#### SOURCE DATA ####
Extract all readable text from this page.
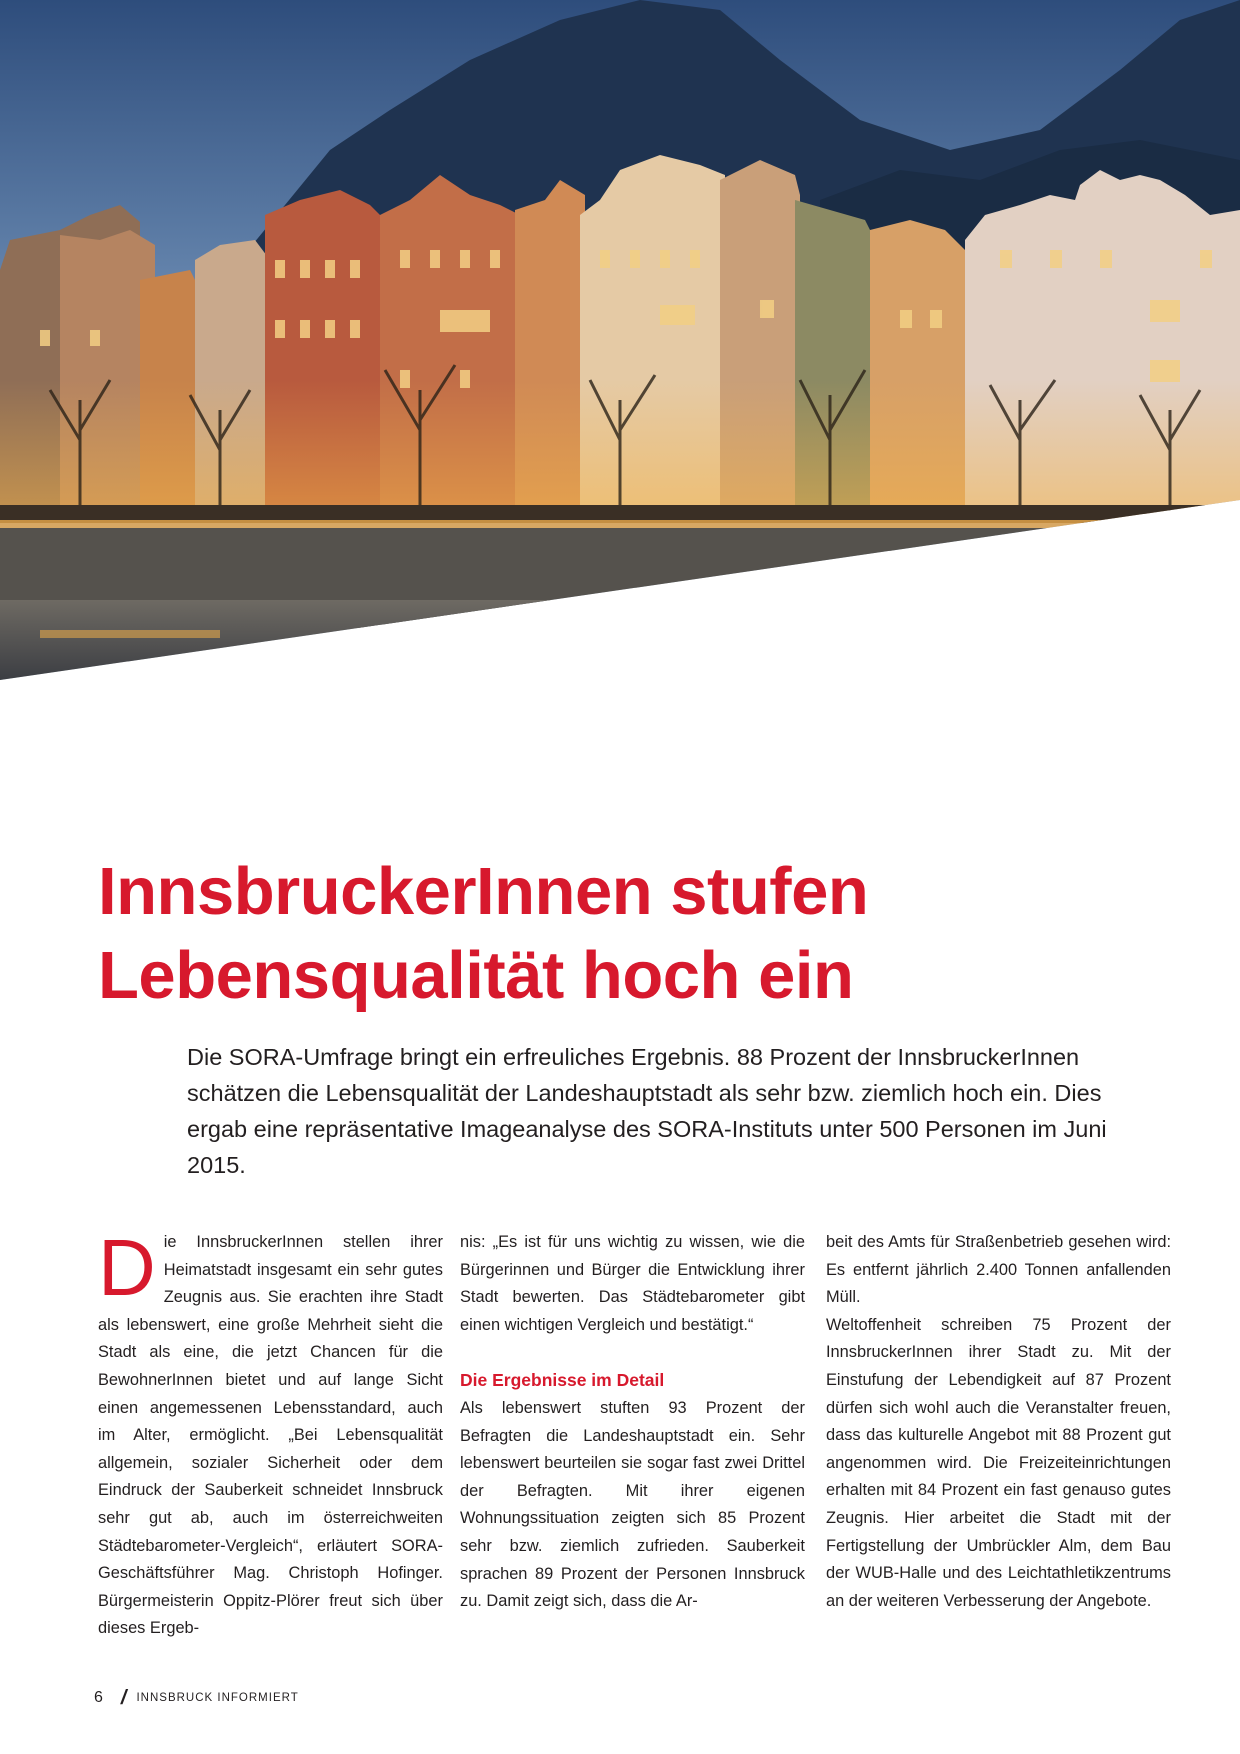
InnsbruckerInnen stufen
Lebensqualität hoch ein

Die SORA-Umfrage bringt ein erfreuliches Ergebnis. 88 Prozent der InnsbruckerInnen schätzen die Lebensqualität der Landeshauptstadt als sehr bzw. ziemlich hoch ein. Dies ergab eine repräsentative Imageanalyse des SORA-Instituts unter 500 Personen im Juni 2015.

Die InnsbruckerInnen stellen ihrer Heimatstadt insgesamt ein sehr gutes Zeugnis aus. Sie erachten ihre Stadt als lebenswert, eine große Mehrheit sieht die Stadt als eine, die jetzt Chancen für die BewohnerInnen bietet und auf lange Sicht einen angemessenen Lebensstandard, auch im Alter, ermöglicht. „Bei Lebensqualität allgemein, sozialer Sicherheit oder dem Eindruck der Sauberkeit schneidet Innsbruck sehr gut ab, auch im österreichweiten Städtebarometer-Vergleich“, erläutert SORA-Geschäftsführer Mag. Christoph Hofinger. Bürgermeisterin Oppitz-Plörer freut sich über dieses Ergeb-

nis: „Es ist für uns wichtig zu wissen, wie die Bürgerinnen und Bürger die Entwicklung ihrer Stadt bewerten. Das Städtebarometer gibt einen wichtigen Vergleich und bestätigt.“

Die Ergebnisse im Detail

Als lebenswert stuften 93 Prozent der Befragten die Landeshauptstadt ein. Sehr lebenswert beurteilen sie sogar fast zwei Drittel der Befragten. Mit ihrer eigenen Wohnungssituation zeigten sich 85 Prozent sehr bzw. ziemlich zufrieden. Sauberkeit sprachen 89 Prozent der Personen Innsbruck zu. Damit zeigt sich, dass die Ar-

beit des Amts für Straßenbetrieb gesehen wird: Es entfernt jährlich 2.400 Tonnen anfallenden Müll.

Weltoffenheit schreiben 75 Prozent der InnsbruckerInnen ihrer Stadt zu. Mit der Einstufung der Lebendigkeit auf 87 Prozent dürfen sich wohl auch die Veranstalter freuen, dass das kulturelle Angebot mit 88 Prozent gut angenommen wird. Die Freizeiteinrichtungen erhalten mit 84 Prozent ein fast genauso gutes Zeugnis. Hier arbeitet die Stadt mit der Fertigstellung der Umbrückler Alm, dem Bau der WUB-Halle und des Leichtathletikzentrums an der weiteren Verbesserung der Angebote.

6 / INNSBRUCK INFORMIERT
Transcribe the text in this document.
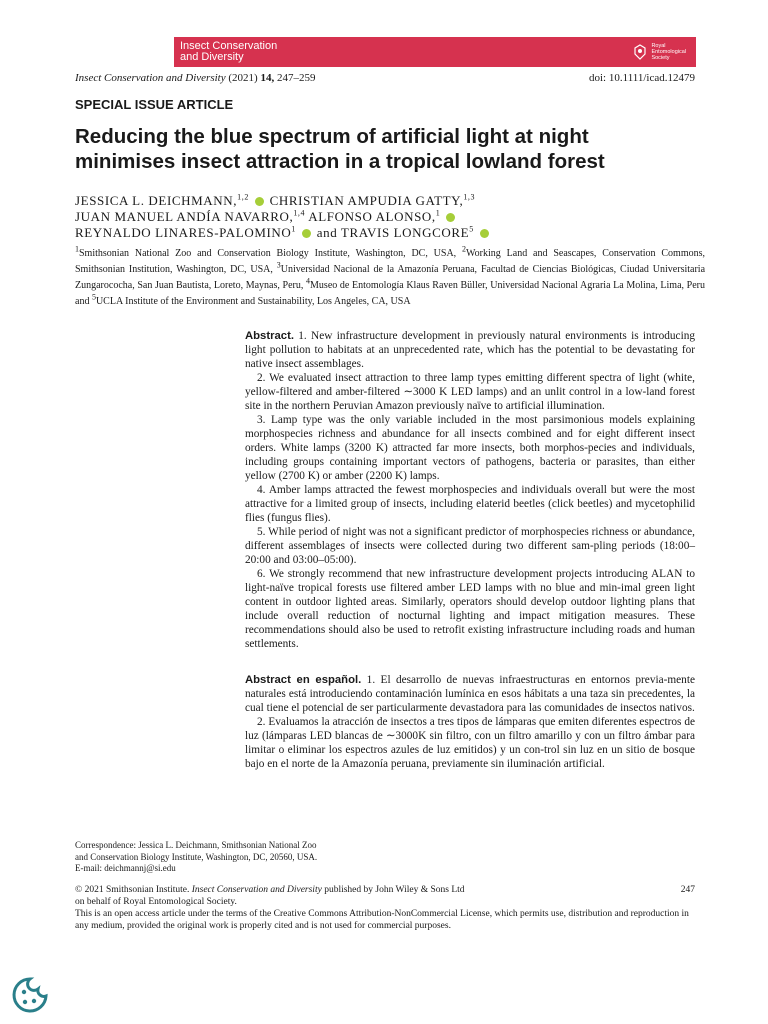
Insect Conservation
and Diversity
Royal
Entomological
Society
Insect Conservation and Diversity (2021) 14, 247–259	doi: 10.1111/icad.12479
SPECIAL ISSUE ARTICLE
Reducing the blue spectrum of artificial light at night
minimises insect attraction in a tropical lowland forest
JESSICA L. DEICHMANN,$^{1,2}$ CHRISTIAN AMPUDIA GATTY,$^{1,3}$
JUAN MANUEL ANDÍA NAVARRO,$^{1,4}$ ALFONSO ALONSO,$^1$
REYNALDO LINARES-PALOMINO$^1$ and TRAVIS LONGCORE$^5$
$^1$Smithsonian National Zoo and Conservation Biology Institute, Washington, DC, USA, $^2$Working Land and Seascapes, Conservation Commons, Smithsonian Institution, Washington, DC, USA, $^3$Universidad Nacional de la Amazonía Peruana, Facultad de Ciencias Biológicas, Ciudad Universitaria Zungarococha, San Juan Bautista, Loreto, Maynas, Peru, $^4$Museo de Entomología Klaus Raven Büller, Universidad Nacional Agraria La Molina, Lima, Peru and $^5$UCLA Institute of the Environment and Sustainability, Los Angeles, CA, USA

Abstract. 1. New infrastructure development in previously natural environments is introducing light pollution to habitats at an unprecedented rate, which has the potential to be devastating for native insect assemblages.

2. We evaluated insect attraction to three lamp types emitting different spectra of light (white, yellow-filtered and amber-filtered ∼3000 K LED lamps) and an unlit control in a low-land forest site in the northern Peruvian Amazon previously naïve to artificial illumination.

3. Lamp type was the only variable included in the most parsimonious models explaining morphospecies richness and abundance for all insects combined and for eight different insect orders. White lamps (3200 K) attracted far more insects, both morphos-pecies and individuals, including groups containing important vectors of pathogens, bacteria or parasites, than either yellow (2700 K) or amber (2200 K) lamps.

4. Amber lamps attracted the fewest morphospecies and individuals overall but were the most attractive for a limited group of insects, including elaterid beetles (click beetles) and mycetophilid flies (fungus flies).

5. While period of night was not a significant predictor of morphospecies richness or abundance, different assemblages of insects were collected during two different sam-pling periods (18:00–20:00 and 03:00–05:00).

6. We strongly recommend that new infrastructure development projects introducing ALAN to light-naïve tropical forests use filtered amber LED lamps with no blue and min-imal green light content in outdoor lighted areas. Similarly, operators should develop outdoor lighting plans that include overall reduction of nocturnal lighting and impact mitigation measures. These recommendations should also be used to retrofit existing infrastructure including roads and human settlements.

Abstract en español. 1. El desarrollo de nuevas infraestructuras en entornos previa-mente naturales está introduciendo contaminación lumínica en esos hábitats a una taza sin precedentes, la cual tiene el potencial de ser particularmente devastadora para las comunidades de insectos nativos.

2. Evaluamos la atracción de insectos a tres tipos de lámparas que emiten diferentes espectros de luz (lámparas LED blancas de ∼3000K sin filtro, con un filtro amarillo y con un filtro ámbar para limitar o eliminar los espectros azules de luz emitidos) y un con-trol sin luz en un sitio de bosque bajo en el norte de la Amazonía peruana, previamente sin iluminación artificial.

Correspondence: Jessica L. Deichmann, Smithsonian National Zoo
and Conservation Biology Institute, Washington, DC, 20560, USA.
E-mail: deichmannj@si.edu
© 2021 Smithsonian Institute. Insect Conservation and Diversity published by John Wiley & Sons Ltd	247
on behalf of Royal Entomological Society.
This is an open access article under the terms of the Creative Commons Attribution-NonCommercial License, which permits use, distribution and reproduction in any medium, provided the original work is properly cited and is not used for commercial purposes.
####
> [WORK REQUEST]: Go through the material and report each line that holds the string "night".

> [RESPONSE TO THE EXERCISE]:
Reducing the blue spectrum of artificial light at night
5. While period of night was not a significant predictor of morphospecies richness or abundance, different assemblages of insects were collected during two different sam-pling periods (18:00–20:00 and 03:00–05:00).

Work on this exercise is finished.